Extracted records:
+===+

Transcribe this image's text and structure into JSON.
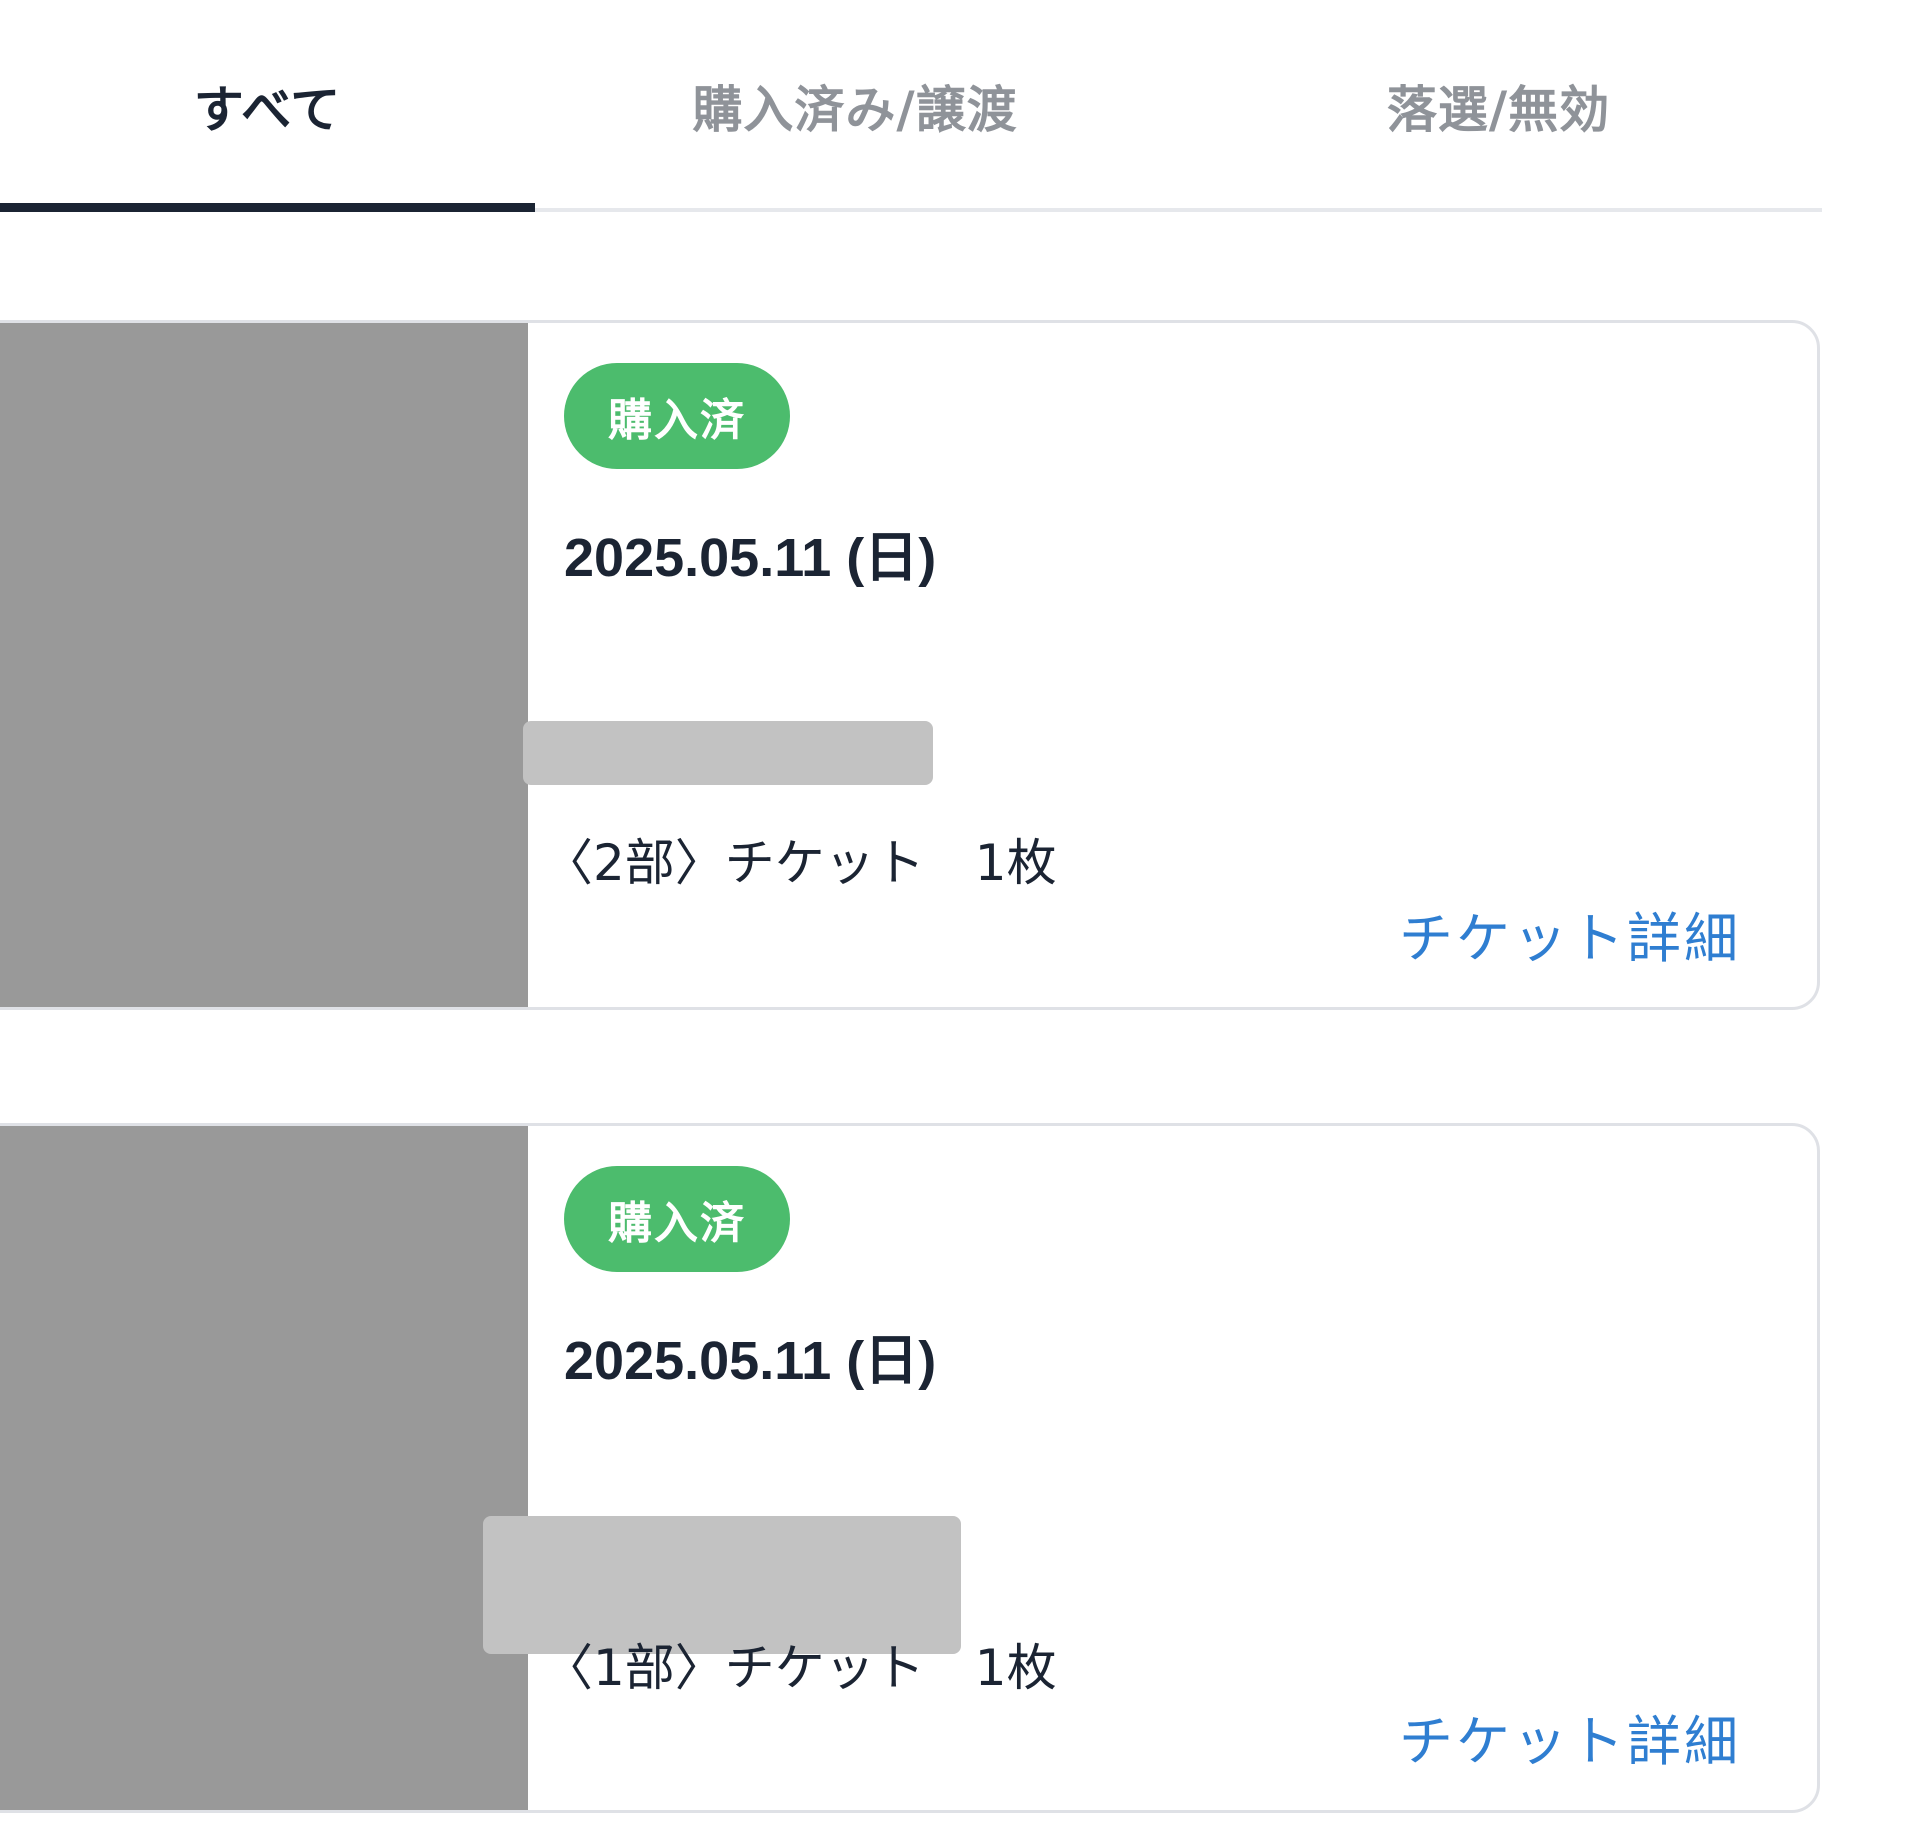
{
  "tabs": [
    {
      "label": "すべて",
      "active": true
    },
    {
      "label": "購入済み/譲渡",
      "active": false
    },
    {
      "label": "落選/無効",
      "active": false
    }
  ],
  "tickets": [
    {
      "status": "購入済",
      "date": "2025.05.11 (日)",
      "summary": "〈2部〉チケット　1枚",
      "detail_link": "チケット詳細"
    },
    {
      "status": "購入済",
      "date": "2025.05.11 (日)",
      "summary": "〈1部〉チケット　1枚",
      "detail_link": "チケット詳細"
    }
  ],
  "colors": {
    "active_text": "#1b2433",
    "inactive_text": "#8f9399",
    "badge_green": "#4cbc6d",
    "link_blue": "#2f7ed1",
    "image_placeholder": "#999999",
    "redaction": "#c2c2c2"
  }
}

+===+

Set task:
Skip every picture and transcribe the data above exactly.

Full solution:
Transcribe this image's text and structure into JSON.
{
  "tabs": [
    {
      "label": "すべて",
      "active": true
    },
    {
      "label": "購入済み/譲渡",
      "active": false
    },
    {
      "label": "落選/無効",
      "active": false
    }
  ],
  "tickets": [
    {
      "status": "購入済",
      "date": "2025.05.11 (日)",
      "summary": "〈2部〉チケット　1枚",
      "detail_link": "チケット詳細"
    },
    {
      "status": "購入済",
      "date": "2025.05.11 (日)",
      "summary": "〈1部〉チケット　1枚",
      "detail_link": "チケット詳細"
    }
  ],
  "colors": {
    "active_text": "#1b2433",
    "inactive_text": "#8f9399",
    "badge_green": "#4cbc6d",
    "link_blue": "#2f7ed1",
    "image_placeholder": "#999999",
    "redaction": "#c2c2c2"
  }
}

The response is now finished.